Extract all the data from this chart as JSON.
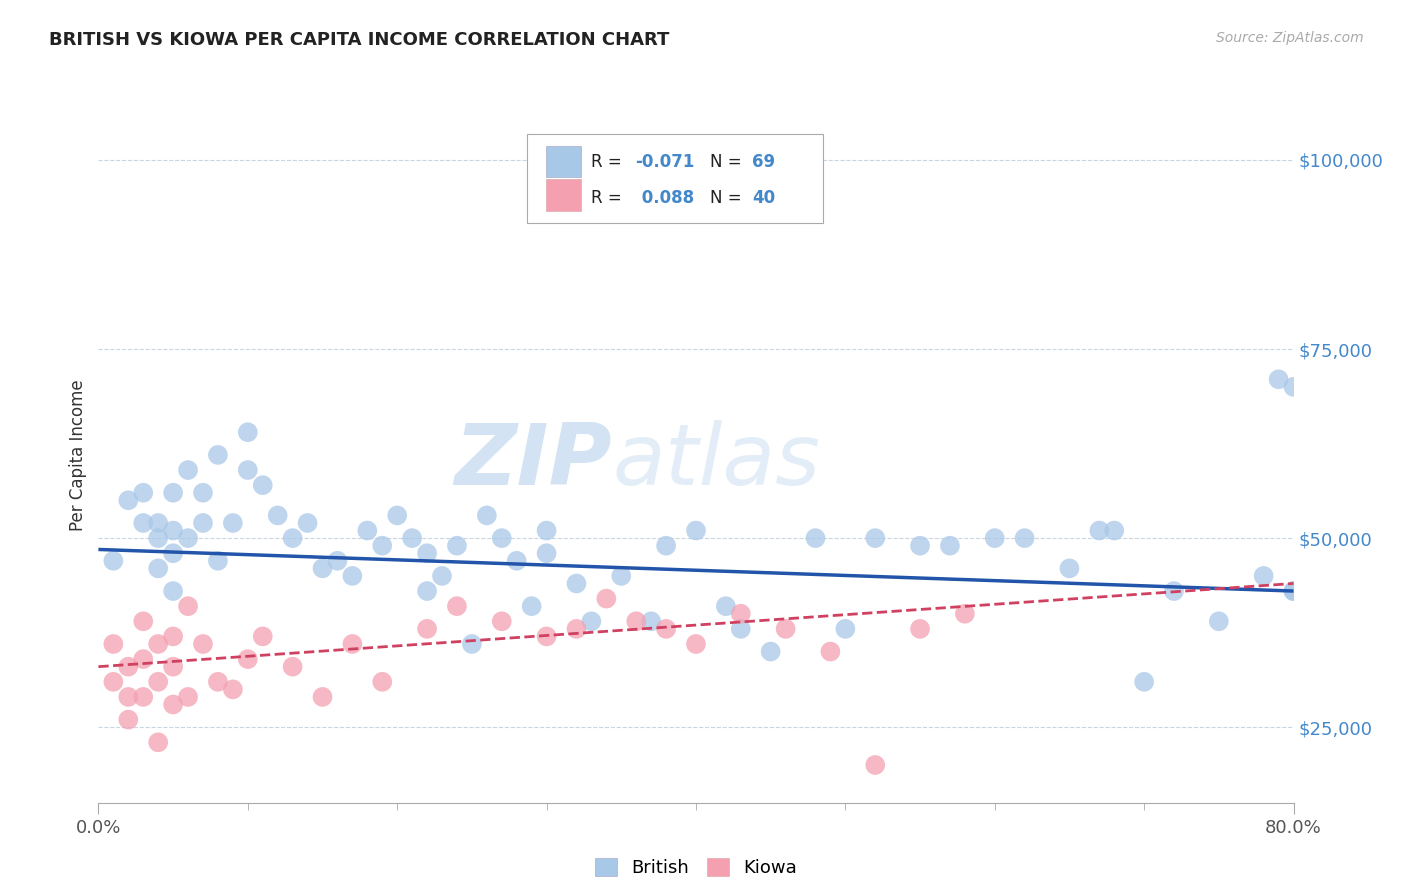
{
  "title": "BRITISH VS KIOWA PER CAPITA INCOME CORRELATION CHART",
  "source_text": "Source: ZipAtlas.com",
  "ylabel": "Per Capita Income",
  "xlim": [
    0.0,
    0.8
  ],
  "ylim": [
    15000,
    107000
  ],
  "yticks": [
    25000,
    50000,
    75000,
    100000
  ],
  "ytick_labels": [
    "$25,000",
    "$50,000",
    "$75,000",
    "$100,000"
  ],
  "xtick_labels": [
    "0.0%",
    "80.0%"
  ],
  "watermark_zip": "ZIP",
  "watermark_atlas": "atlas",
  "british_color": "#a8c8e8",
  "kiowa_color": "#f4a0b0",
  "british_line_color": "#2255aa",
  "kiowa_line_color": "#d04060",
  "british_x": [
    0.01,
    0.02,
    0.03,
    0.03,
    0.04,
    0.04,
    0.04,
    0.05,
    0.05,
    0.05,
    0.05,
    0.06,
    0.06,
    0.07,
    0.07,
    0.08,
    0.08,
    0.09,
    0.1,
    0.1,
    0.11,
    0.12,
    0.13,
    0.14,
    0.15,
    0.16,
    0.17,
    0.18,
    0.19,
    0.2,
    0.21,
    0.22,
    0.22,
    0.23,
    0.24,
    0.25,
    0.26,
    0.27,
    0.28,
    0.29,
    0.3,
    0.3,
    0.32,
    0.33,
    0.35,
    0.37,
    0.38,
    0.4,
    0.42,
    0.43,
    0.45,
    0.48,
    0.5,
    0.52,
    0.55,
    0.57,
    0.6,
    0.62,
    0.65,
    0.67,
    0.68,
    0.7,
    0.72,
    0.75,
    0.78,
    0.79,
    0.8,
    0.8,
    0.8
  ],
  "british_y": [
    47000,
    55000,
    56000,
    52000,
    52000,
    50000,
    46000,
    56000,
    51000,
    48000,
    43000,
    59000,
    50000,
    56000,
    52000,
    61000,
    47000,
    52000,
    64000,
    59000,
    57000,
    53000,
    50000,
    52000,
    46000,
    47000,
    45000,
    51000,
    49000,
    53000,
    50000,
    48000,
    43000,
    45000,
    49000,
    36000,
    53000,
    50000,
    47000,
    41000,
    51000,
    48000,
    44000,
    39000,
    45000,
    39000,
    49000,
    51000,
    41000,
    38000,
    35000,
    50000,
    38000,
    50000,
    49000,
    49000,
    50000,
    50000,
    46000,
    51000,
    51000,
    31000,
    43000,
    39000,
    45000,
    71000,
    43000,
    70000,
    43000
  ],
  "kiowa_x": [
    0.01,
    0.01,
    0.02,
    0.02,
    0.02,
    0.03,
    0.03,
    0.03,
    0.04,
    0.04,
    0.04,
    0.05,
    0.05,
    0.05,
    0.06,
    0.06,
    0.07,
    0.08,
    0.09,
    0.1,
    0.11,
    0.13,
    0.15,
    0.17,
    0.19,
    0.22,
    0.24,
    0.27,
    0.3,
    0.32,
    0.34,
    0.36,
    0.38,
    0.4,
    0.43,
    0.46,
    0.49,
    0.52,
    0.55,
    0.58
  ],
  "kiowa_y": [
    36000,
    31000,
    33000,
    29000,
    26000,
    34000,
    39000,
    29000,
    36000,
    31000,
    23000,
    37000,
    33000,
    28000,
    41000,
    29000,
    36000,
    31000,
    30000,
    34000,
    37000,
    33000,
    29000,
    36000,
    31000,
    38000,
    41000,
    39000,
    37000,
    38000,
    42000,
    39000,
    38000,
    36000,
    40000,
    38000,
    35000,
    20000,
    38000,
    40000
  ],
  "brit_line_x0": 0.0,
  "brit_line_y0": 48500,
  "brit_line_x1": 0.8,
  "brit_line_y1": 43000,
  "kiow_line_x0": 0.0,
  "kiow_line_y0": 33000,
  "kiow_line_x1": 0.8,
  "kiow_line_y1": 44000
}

- - -

» TASK TO CARRY OUT:
Print the complete listing exactly, apart from any pictures.

» EXERCISE RESULT:
Extract all the data from this chart as JSON.
{
  "title": "BRITISH VS KIOWA PER CAPITA INCOME CORRELATION CHART",
  "source_text": "Source: ZipAtlas.com",
  "ylabel": "Per Capita Income",
  "xlim": [
    0.0,
    0.8
  ],
  "ylim": [
    15000,
    107000
  ],
  "yticks": [
    25000,
    50000,
    75000,
    100000
  ],
  "ytick_labels": [
    "$25,000",
    "$50,000",
    "$75,000",
    "$100,000"
  ],
  "xtick_labels": [
    "0.0%",
    "80.0%"
  ],
  "watermark_zip": "ZIP",
  "watermark_atlas": "atlas",
  "british_color": "#a8c8e8",
  "kiowa_color": "#f4a0b0",
  "british_line_color": "#2255aa",
  "kiowa_line_color": "#d04060",
  "british_x": [
    0.01,
    0.02,
    0.03,
    0.03,
    0.04,
    0.04,
    0.04,
    0.05,
    0.05,
    0.05,
    0.05,
    0.06,
    0.06,
    0.07,
    0.07,
    0.08,
    0.08,
    0.09,
    0.1,
    0.1,
    0.11,
    0.12,
    0.13,
    0.14,
    0.15,
    0.16,
    0.17,
    0.18,
    0.19,
    0.2,
    0.21,
    0.22,
    0.22,
    0.23,
    0.24,
    0.25,
    0.26,
    0.27,
    0.28,
    0.29,
    0.3,
    0.3,
    0.32,
    0.33,
    0.35,
    0.37,
    0.38,
    0.4,
    0.42,
    0.43,
    0.45,
    0.48,
    0.5,
    0.52,
    0.55,
    0.57,
    0.6,
    0.62,
    0.65,
    0.67,
    0.68,
    0.7,
    0.72,
    0.75,
    0.78,
    0.79,
    0.8,
    0.8,
    0.8
  ],
  "british_y": [
    47000,
    55000,
    56000,
    52000,
    52000,
    50000,
    46000,
    56000,
    51000,
    48000,
    43000,
    59000,
    50000,
    56000,
    52000,
    61000,
    47000,
    52000,
    64000,
    59000,
    57000,
    53000,
    50000,
    52000,
    46000,
    47000,
    45000,
    51000,
    49000,
    53000,
    50000,
    48000,
    43000,
    45000,
    49000,
    36000,
    53000,
    50000,
    47000,
    41000,
    51000,
    48000,
    44000,
    39000,
    45000,
    39000,
    49000,
    51000,
    41000,
    38000,
    35000,
    50000,
    38000,
    50000,
    49000,
    49000,
    50000,
    50000,
    46000,
    51000,
    51000,
    31000,
    43000,
    39000,
    45000,
    71000,
    43000,
    70000,
    43000
  ],
  "kiowa_x": [
    0.01,
    0.01,
    0.02,
    0.02,
    0.02,
    0.03,
    0.03,
    0.03,
    0.04,
    0.04,
    0.04,
    0.05,
    0.05,
    0.05,
    0.06,
    0.06,
    0.07,
    0.08,
    0.09,
    0.1,
    0.11,
    0.13,
    0.15,
    0.17,
    0.19,
    0.22,
    0.24,
    0.27,
    0.3,
    0.32,
    0.34,
    0.36,
    0.38,
    0.4,
    0.43,
    0.46,
    0.49,
    0.52,
    0.55,
    0.58
  ],
  "kiowa_y": [
    36000,
    31000,
    33000,
    29000,
    26000,
    34000,
    39000,
    29000,
    36000,
    31000,
    23000,
    37000,
    33000,
    28000,
    41000,
    29000,
    36000,
    31000,
    30000,
    34000,
    37000,
    33000,
    29000,
    36000,
    31000,
    38000,
    41000,
    39000,
    37000,
    38000,
    42000,
    39000,
    38000,
    36000,
    40000,
    38000,
    35000,
    20000,
    38000,
    40000
  ],
  "brit_line_x0": 0.0,
  "brit_line_y0": 48500,
  "brit_line_x1": 0.8,
  "brit_line_y1": 43000,
  "kiow_line_x0": 0.0,
  "kiow_line_y0": 33000,
  "kiow_line_x1": 0.8,
  "kiow_line_y1": 44000
}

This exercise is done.